### Problem requirements
Please say how many lines of the listing hold "screenshot", with no other words in the answer.

Saved data entries:
______________________________
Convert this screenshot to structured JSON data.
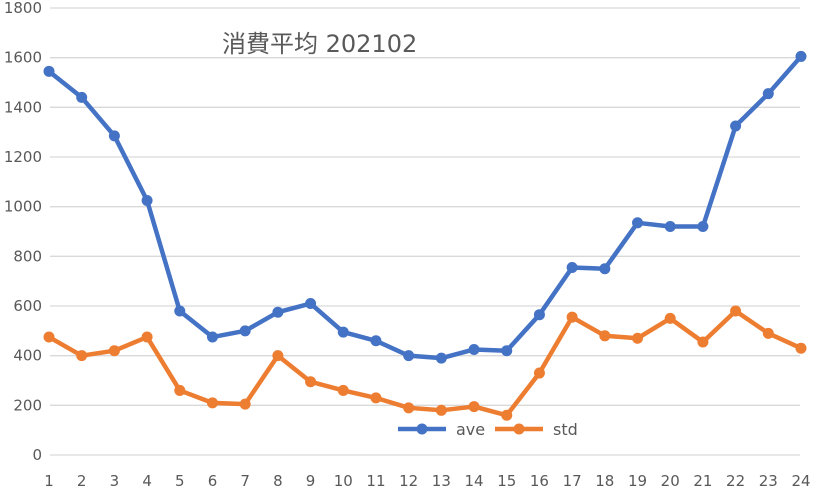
{
  "chart_data": {
    "type": "line",
    "title": "消費平均 202102",
    "xlabel": "",
    "ylabel": "",
    "x": [
      1,
      2,
      3,
      4,
      5,
      6,
      7,
      8,
      9,
      10,
      11,
      12,
      13,
      14,
      15,
      16,
      17,
      18,
      19,
      20,
      21,
      22,
      23,
      24
    ],
    "categories": [
      "1",
      "2",
      "3",
      "4",
      "5",
      "6",
      "7",
      "8",
      "9",
      "10",
      "11",
      "12",
      "13",
      "14",
      "15",
      "16",
      "17",
      "18",
      "19",
      "20",
      "21",
      "22",
      "23",
      "24"
    ],
    "series": [
      {
        "name": "ave",
        "color": "#4472C4",
        "values": [
          1545,
          1440,
          1285,
          1025,
          580,
          475,
          500,
          575,
          610,
          495,
          460,
          400,
          390,
          425,
          420,
          565,
          755,
          750,
          935,
          920,
          920,
          1325,
          1455,
          1605
        ]
      },
      {
        "name": "std",
        "color": "#ED7D31",
        "values": [
          475,
          400,
          420,
          475,
          260,
          210,
          205,
          400,
          295,
          260,
          230,
          190,
          180,
          195,
          160,
          330,
          555,
          480,
          470,
          550,
          455,
          580,
          490,
          430
        ]
      }
    ],
    "ylim": [
      0,
      1800
    ],
    "yticks": [
      0,
      200,
      400,
      600,
      800,
      1000,
      1200,
      1400,
      1600,
      1800
    ],
    "grid": true,
    "legend_position": "inside-bottom-center"
  }
}
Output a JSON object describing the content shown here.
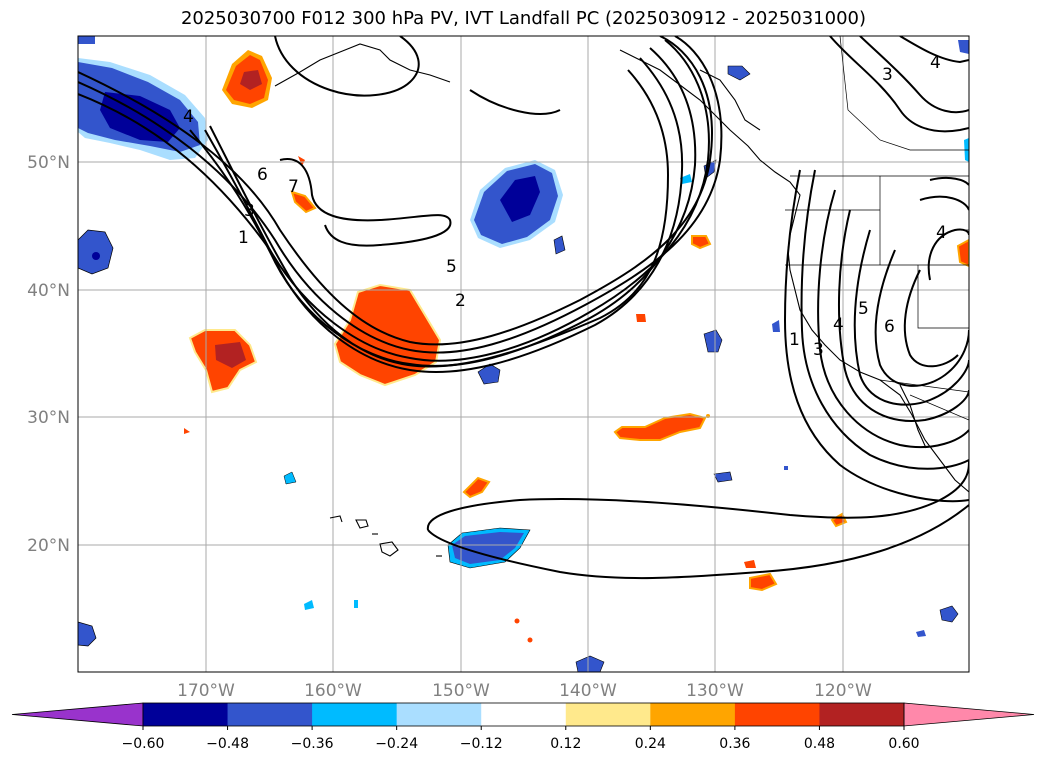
{
  "title": "2025030700 F012 300 hPa PV, IVT Landfall PC (2025030912 - 2025031000)",
  "lat_labels": [
    "50°N",
    "40°N",
    "30°N",
    "20°N"
  ],
  "lon_labels": [
    "170°W",
    "160°W",
    "150°W",
    "140°W",
    "130°W",
    "120°W"
  ],
  "contour_labels": [
    "4",
    "6",
    "7",
    "3",
    "1",
    "5",
    "2",
    "1",
    "4",
    "5",
    "6",
    "3",
    "4",
    "3",
    "4"
  ],
  "colorbar": {
    "ticks": [
      "−0.60",
      "−0.48",
      "−0.36",
      "−0.24",
      "−0.12",
      "0.12",
      "0.24",
      "0.36",
      "0.48",
      "0.60"
    ],
    "colors": {
      "under": "#9933cc",
      "neg_060_048": "#000099",
      "neg_048_036": "#3355cc",
      "neg_036_024": "#00bbff",
      "neg_024_012": "#aadeff",
      "neutral": "#ffffff",
      "pos_012_024": "#ffe98c",
      "pos_024_036": "#ffa500",
      "pos_036_048": "#ff4400",
      "pos_048_060": "#b22222",
      "over": "#ff88aa"
    }
  }
}
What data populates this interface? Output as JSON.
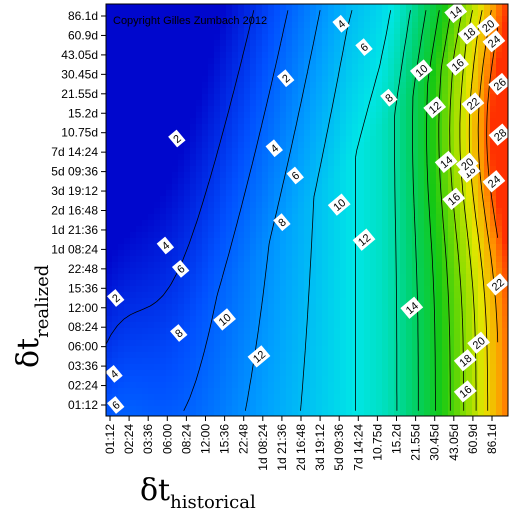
{
  "chart_data": {
    "type": "heatmap",
    "title": "",
    "copyright": "Copyright Gilles Zumbach 2012",
    "xlabel": {
      "symbol": "δt",
      "subscript": "historical"
    },
    "ylabel": {
      "symbol": "δt",
      "subscript": "realized"
    },
    "x_ticks": [
      "01:12",
      "02:24",
      "03:36",
      "06:00",
      "08:24",
      "12:00",
      "15:36",
      "22:48",
      "1d 08:24",
      "1d 21:36",
      "2d 16:48",
      "3d 19:12",
      "5d 09:36",
      "7d 14:24",
      "10.75d",
      "15.2d",
      "21.55d",
      "30.45d",
      "43.05d",
      "60.9d",
      "86.1d"
    ],
    "y_ticks": [
      "01:12",
      "02:24",
      "03:36",
      "06:00",
      "08:24",
      "12:00",
      "15:36",
      "22:48",
      "1d 08:24",
      "1d 21:36",
      "2d 16:48",
      "3d 19:12",
      "5d 09:36",
      "7d 14:24",
      "10.75d",
      "15.2d",
      "21.55d",
      "30.45d",
      "43.05d",
      "60.9d",
      "86.1d"
    ],
    "z_range": [
      0,
      30
    ],
    "colormap": [
      "#0000c8",
      "#0050ff",
      "#00a0ff",
      "#00e6e6",
      "#00d26e",
      "#14c814",
      "#82dc00",
      "#e6e600",
      "#ff9600",
      "#ff1e00"
    ],
    "contour_levels": [
      2,
      4,
      6,
      8,
      10,
      12,
      14,
      16,
      18,
      20,
      22,
      24,
      26,
      28
    ],
    "contour_labels": [
      {
        "text": "2",
        "xi": 3.5,
        "yi": 13.7
      },
      {
        "text": "2",
        "xi": 9.2,
        "yi": 16.8
      },
      {
        "text": "2",
        "xi": 0.3,
        "yi": 5.5
      },
      {
        "text": "4",
        "xi": 2.9,
        "yi": 8.2
      },
      {
        "text": "4",
        "xi": 8.6,
        "yi": 13.2
      },
      {
        "text": "4",
        "xi": 12.1,
        "yi": 19.6
      },
      {
        "text": "4",
        "xi": 0.1,
        "yi": 1.6
      },
      {
        "text": "6",
        "xi": 3.7,
        "yi": 7.0
      },
      {
        "text": "6",
        "xi": 9.7,
        "yi": 11.8
      },
      {
        "text": "6",
        "xi": 13.3,
        "yi": 18.4
      },
      {
        "text": "6",
        "xi": 0.3,
        "yi": 0.0
      },
      {
        "text": "8",
        "xi": 3.6,
        "yi": 3.7
      },
      {
        "text": "8",
        "xi": 9.0,
        "yi": 9.4
      },
      {
        "text": "8",
        "xi": 14.6,
        "yi": 15.8
      },
      {
        "text": "10",
        "xi": 6.0,
        "yi": 4.4
      },
      {
        "text": "10",
        "xi": 12.0,
        "yi": 10.3
      },
      {
        "text": "10",
        "xi": 16.3,
        "yi": 17.2
      },
      {
        "text": "12",
        "xi": 7.8,
        "yi": 2.5
      },
      {
        "text": "12",
        "xi": 13.3,
        "yi": 8.5
      },
      {
        "text": "12",
        "xi": 17.0,
        "yi": 15.3
      },
      {
        "text": "14",
        "xi": 15.8,
        "yi": 5.0
      },
      {
        "text": "14",
        "xi": 17.6,
        "yi": 12.5
      },
      {
        "text": "14",
        "xi": 18.1,
        "yi": 20.3
      },
      {
        "text": "16",
        "xi": 18.0,
        "yi": 10.6
      },
      {
        "text": "16",
        "xi": 18.2,
        "yi": 17.5
      },
      {
        "text": "16",
        "xi": 18.6,
        "yi": 0.7
      },
      {
        "text": "18",
        "xi": 18.8,
        "yi": 12.0
      },
      {
        "text": "18",
        "xi": 18.8,
        "yi": 19.1
      },
      {
        "text": "18",
        "xi": 18.6,
        "yi": 2.3
      },
      {
        "text": "20",
        "xi": 18.7,
        "yi": 12.4
      },
      {
        "text": "20",
        "xi": 19.8,
        "yi": 19.5
      },
      {
        "text": "20",
        "xi": 19.3,
        "yi": 3.2
      },
      {
        "text": "22",
        "xi": 19.0,
        "yi": 15.5
      },
      {
        "text": "22",
        "xi": 20.3,
        "yi": 6.2
      },
      {
        "text": "24",
        "xi": 20.1,
        "yi": 11.5
      },
      {
        "text": "24",
        "xi": 20.1,
        "yi": 18.7
      },
      {
        "text": "26",
        "xi": 20.4,
        "yi": 16.5
      },
      {
        "text": "28",
        "xi": 20.6,
        "yi": 13.9
      }
    ]
  }
}
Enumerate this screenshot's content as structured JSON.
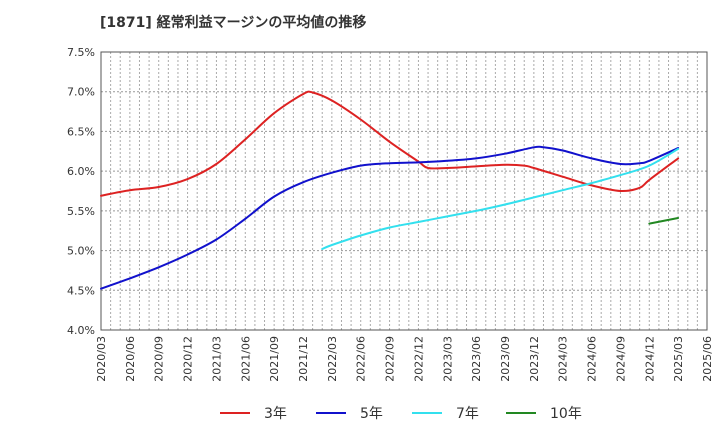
{
  "chart_data": {
    "type": "line",
    "title": "[1871]  経常利益マージンの平均値の推移",
    "xlabel": "",
    "ylabel": "",
    "ylim": [
      4.0,
      7.5
    ],
    "grid": true,
    "legend_placement": "bottom",
    "y_ticks": [
      "4.0%",
      "4.5%",
      "5.0%",
      "5.5%",
      "6.0%",
      "6.5%",
      "7.0%",
      "7.5%"
    ],
    "x_ticks": [
      "2020/03",
      "2020/06",
      "2020/09",
      "2020/12",
      "2021/03",
      "2021/06",
      "2021/09",
      "2021/12",
      "2022/03",
      "2022/06",
      "2022/09",
      "2022/12",
      "2023/03",
      "2023/06",
      "2023/09",
      "2023/12",
      "2024/03",
      "2024/06",
      "2024/09",
      "2024/12",
      "2025/03",
      "2025/06"
    ],
    "series": [
      {
        "name": "3年",
        "color": "#dd2222",
        "x": [
          "2020/03",
          "2020/06",
          "2020/09",
          "2020/12",
          "2021/03",
          "2021/06",
          "2021/09",
          "2021/12",
          "2022/01",
          "2022/03",
          "2022/06",
          "2022/09",
          "2022/12",
          "2023/01",
          "2023/03",
          "2023/06",
          "2023/09",
          "2023/11",
          "2023/12",
          "2024/03",
          "2024/06",
          "2024/09",
          "2024/11",
          "2024/12",
          "2025/03"
        ],
        "values": [
          5.69,
          5.76,
          5.8,
          5.9,
          6.09,
          6.4,
          6.73,
          6.97,
          6.99,
          6.89,
          6.65,
          6.37,
          6.12,
          6.04,
          6.04,
          6.06,
          6.08,
          6.07,
          6.04,
          5.93,
          5.82,
          5.75,
          5.79,
          5.89,
          6.16
        ]
      },
      {
        "name": "5年",
        "color": "#1111cc",
        "x": [
          "2020/03",
          "2020/06",
          "2020/09",
          "2020/12",
          "2021/03",
          "2021/06",
          "2021/09",
          "2021/12",
          "2022/03",
          "2022/06",
          "2022/09",
          "2022/12",
          "2023/03",
          "2023/06",
          "2023/09",
          "2023/12",
          "2024/01",
          "2024/03",
          "2024/06",
          "2024/09",
          "2024/11",
          "2024/12",
          "2025/03"
        ],
        "values": [
          4.52,
          4.65,
          4.79,
          4.95,
          5.14,
          5.4,
          5.68,
          5.86,
          5.98,
          6.07,
          6.1,
          6.11,
          6.13,
          6.16,
          6.22,
          6.3,
          6.3,
          6.26,
          6.16,
          6.09,
          6.1,
          6.13,
          6.29
        ]
      },
      {
        "name": "7年",
        "color": "#33e0ee",
        "x": [
          "2022/02",
          "2022/03",
          "2022/06",
          "2022/09",
          "2022/12",
          "2023/03",
          "2023/06",
          "2023/09",
          "2023/12",
          "2024/03",
          "2024/06",
          "2024/09",
          "2024/12",
          "2025/03"
        ],
        "values": [
          5.02,
          5.07,
          5.19,
          5.29,
          5.36,
          5.43,
          5.5,
          5.58,
          5.67,
          5.76,
          5.85,
          5.95,
          6.07,
          6.28
        ]
      },
      {
        "name": "10年",
        "color": "#228822",
        "x": [
          "2024/12",
          "2025/03"
        ],
        "values": [
          5.34,
          5.41
        ]
      }
    ]
  }
}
______________________________
### Response
2